═══ DOCUMENT EXCERPT ═══

American actor (1924–1988)

Ivan Eugene Bonar (October 31, 1924 - December 8, 1988) was an American character actor whose career in Hollywood, in films and television, spanned four decades, from the mid 1950s into the 1980s.

==Life and career==
A vaunted character actor, Bonar appeared in the play The Country Girl. He also made appearances in many films, such as Night of the Quarter Moon (1959), Air Patrol and Womanhunt (1962), Gable and Lombard (1976), MacArthur (1977), where he played U.S. Army Lt. General Richard K. Sutherland, Same Time Next Year (1978, with Alan Alda and Ellen Burstyn) and the 1983 made-for-TV movie Rita Hayworth: The Love Goddess as Hollywood film director Howard Hawks.

═══

# EXERCISE:
Could you continue the biography of actor Ivan Bonar from the point where it stops?

═══ SUPPLIED MATERIAL ═══

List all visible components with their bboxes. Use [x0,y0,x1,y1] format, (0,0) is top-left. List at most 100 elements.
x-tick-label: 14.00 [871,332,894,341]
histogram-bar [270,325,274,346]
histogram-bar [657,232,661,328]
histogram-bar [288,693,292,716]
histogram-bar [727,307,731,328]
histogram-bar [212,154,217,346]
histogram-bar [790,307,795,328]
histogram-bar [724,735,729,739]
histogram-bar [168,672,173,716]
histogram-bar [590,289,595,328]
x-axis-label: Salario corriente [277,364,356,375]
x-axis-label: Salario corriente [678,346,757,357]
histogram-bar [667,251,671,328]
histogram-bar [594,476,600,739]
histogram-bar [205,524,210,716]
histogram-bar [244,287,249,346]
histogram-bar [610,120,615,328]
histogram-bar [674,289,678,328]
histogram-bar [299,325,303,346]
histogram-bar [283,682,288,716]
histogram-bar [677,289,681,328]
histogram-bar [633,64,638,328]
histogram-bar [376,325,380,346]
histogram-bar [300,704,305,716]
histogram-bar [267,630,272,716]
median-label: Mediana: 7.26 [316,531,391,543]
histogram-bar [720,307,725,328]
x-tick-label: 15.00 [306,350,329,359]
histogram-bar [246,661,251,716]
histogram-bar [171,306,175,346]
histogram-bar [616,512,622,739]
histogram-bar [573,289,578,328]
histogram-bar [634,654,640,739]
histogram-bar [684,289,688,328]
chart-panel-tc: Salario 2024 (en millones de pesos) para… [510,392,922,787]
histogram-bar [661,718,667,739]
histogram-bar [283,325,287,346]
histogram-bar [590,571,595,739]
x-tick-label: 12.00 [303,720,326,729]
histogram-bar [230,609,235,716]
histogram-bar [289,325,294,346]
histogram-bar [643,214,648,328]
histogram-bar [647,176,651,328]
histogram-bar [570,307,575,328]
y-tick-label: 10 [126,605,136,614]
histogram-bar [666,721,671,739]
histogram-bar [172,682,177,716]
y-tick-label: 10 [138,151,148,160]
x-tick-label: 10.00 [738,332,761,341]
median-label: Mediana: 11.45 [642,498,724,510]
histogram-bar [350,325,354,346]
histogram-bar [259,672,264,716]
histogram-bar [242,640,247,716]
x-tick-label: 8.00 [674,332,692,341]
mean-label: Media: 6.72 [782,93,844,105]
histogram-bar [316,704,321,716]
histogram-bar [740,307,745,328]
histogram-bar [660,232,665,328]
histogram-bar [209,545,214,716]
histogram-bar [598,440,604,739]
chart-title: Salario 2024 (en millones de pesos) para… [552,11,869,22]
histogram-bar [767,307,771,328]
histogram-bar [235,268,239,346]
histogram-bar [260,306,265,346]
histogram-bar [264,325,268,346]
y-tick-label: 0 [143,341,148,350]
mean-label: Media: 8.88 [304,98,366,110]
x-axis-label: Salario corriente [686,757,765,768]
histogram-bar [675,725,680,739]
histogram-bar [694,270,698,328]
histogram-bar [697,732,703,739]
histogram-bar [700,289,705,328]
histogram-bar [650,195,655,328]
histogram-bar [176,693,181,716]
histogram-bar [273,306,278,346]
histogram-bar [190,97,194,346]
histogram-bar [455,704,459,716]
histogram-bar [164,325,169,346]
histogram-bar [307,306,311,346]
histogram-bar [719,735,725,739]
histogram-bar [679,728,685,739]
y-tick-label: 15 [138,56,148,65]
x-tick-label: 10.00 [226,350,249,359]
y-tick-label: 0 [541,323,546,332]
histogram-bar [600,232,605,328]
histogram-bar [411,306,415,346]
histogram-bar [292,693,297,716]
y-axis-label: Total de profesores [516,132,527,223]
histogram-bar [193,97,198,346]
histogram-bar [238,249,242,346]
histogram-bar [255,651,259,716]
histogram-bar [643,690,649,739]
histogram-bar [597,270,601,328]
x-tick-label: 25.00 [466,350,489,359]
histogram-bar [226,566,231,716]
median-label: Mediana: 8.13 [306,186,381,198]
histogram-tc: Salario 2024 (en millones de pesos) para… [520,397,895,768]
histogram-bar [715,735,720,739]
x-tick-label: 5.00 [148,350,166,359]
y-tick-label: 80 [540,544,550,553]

═══

# REPLY:
Bonar is perhaps better known for his career in television, as he guest starred in episodes of many hit TV series such as The Adventures of Ozzie and Harriet, McHale's Navy, Perry Mason, Dennis the Menace, the ABC-TV version of My Three Sons, I Dream of Jeannie, where he served as the voice of the announcer in one episode, The Partridge Family, and the NBC-TV series Ironside, amongst many other appearances which continued into the 1980s, on such shows as Dallas, Dynasty, and Hart to Hart. From 1966 to 1971, and then 1973 to 1979, he had a recurring role as Chase Murdock on the ABC-TV daytime soap opera series General Hospital. In 1973, he appeared in Hawkins: Death and the Maiden, a TV movie that served as the pilot for the series Hawkins starring James Stewart.

==Death==
Bonar died in 1988 in Los Angeles.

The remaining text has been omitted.